(begin)

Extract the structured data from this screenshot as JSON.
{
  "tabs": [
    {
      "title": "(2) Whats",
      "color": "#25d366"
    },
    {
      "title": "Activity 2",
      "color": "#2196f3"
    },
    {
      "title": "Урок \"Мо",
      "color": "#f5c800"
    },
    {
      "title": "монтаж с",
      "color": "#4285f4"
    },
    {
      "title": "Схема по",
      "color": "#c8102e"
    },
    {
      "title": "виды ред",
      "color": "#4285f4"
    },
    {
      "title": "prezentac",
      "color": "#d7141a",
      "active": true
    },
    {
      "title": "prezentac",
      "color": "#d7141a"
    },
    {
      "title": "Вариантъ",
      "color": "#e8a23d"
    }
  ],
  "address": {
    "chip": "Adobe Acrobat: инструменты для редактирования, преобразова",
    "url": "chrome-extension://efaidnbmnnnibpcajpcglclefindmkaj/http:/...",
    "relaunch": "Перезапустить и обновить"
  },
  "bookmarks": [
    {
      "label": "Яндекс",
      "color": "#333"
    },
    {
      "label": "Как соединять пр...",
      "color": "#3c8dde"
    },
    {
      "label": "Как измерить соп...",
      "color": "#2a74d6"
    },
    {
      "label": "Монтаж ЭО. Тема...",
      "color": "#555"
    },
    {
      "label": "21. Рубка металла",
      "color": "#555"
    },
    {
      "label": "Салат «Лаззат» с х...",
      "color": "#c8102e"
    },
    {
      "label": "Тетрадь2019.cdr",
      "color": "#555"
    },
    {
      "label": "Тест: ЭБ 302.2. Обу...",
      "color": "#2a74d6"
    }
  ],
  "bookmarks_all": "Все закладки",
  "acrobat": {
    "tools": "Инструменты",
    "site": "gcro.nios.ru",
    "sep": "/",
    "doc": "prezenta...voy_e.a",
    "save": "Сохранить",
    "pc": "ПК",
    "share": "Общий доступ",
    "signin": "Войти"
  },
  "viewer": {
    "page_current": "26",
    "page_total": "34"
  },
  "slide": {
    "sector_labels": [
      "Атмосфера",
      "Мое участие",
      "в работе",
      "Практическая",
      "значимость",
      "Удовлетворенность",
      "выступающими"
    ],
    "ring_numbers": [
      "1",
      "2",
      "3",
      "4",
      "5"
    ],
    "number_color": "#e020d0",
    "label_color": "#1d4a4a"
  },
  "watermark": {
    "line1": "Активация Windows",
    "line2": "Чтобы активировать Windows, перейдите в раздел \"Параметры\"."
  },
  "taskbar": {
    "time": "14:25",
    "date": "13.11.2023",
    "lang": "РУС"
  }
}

(end)

*Task details*. Output the listing above exactly as it appears.

*Problem solution*.
Extract the structured data from this screenshot as JSON.
{
  "tabs": [
    {
      "title": "(2) Whats",
      "color": "#25d366"
    },
    {
      "title": "Activity 2",
      "color": "#2196f3"
    },
    {
      "title": "Урок \"Мо",
      "color": "#f5c800"
    },
    {
      "title": "монтаж с",
      "color": "#4285f4"
    },
    {
      "title": "Схема по",
      "color": "#c8102e"
    },
    {
      "title": "виды ред",
      "color": "#4285f4"
    },
    {
      "title": "prezentac",
      "color": "#d7141a",
      "active": true
    },
    {
      "title": "prezentac",
      "color": "#d7141a"
    },
    {
      "title": "Вариантъ",
      "color": "#e8a23d"
    }
  ],
  "address": {
    "chip": "Adobe Acrobat: инструменты для редактирования, преобразова",
    "url": "chrome-extension://efaidnbmnnnibpcajpcglclefindmkaj/http:/...",
    "relaunch": "Перезапустить и обновить"
  },
  "bookmarks": [
    {
      "label": "Яндекс",
      "color": "#333"
    },
    {
      "label": "Как соединять пр...",
      "color": "#3c8dde"
    },
    {
      "label": "Как измерить соп...",
      "color": "#2a74d6"
    },
    {
      "label": "Монтаж ЭО. Тема...",
      "color": "#555"
    },
    {
      "label": "21. Рубка металла",
      "color": "#555"
    },
    {
      "label": "Салат «Лаззат» с х...",
      "color": "#c8102e"
    },
    {
      "label": "Тетрадь2019.cdr",
      "color": "#555"
    },
    {
      "label": "Тест: ЭБ 302.2. Обу...",
      "color": "#2a74d6"
    }
  ],
  "bookmarks_all": "Все закладки",
  "acrobat": {
    "tools": "Инструменты",
    "site": "gcro.nios.ru",
    "sep": "/",
    "doc": "prezenta...voy_e.a",
    "save": "Сохранить",
    "pc": "ПК",
    "share": "Общий доступ",
    "signin": "Войти"
  },
  "viewer": {
    "page_current": "26",
    "page_total": "34"
  },
  "slide": {
    "sector_labels": [
      "Атмосфера",
      "Мое участие",
      "в работе",
      "Практическая",
      "значимость",
      "Удовлетворенность",
      "выступающими"
    ],
    "ring_numbers": [
      "1",
      "2",
      "3",
      "4",
      "5"
    ],
    "number_color": "#e020d0",
    "label_color": "#1d4a4a"
  },
  "watermark": {
    "line1": "Активация Windows",
    "line2": "Чтобы активировать Windows, перейдите в раздел \"Параметры\"."
  },
  "taskbar": {
    "time": "14:25",
    "date": "13.11.2023",
    "lang": "РУС"
  }
}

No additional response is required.